**Problem**
Copy each line with the word "JSON" in it.

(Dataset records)
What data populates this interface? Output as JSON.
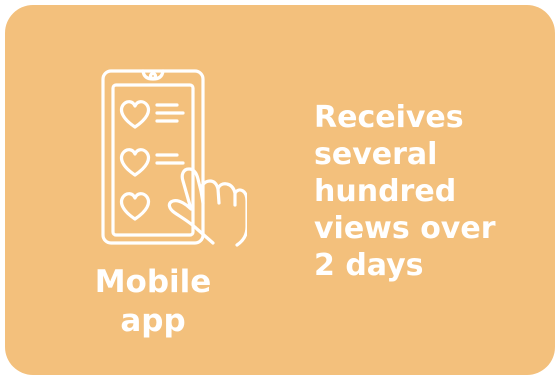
{
  "card": {
    "background_color": "#f3c07c",
    "text_color": "#ffffff",
    "icon": "phone-with-hearts-and-tapping-hand-icon",
    "caption": "Mobile\napp",
    "description": "Receives\nseveral\nhundred\nviews over\n2 days"
  }
}
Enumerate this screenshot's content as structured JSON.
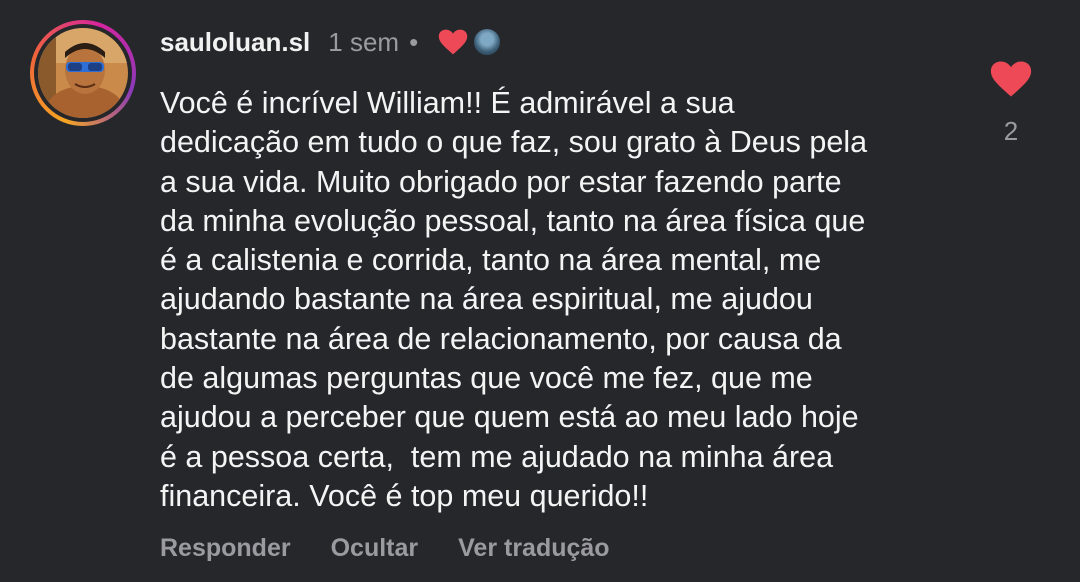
{
  "comment": {
    "username": "sauloluan.sl",
    "time": "1 sem",
    "separator": "•",
    "text": "Você é incrível William!! É admirável a sua\ndedicação em tudo o que faz, sou grato à Deus pela\na sua vida. Muito obrigado por estar fazendo parte\nda minha evolução pessoal, tanto na área física que\né a calistenia e corrida, tanto na área mental, me\najudando bastante na área espiritual, me ajudou\nbastante na área de relacionamento, por causa da\nde algumas perguntas que você me fez, que me\najudou a perceber que quem está ao meu lado hoje\né a pessoa certa,  tem me ajudado na minha área\nfinanceira. Você é top meu querido!!",
    "like_count": "2"
  },
  "actions": {
    "reply": "Responder",
    "hide": "Ocultar",
    "translate": "Ver tradução"
  },
  "colors": {
    "background": "#26272b",
    "heart": "#ed4956",
    "muted": "#9a9aa0",
    "text": "#f4f4f4"
  },
  "icons": {
    "creator_like": "heart-icon",
    "like": "heart-icon",
    "avatar": "profile-avatar"
  }
}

**Complete answer**
What data populates this interface? Output as JSON.
Enumerate this screenshot's content as structured JSON.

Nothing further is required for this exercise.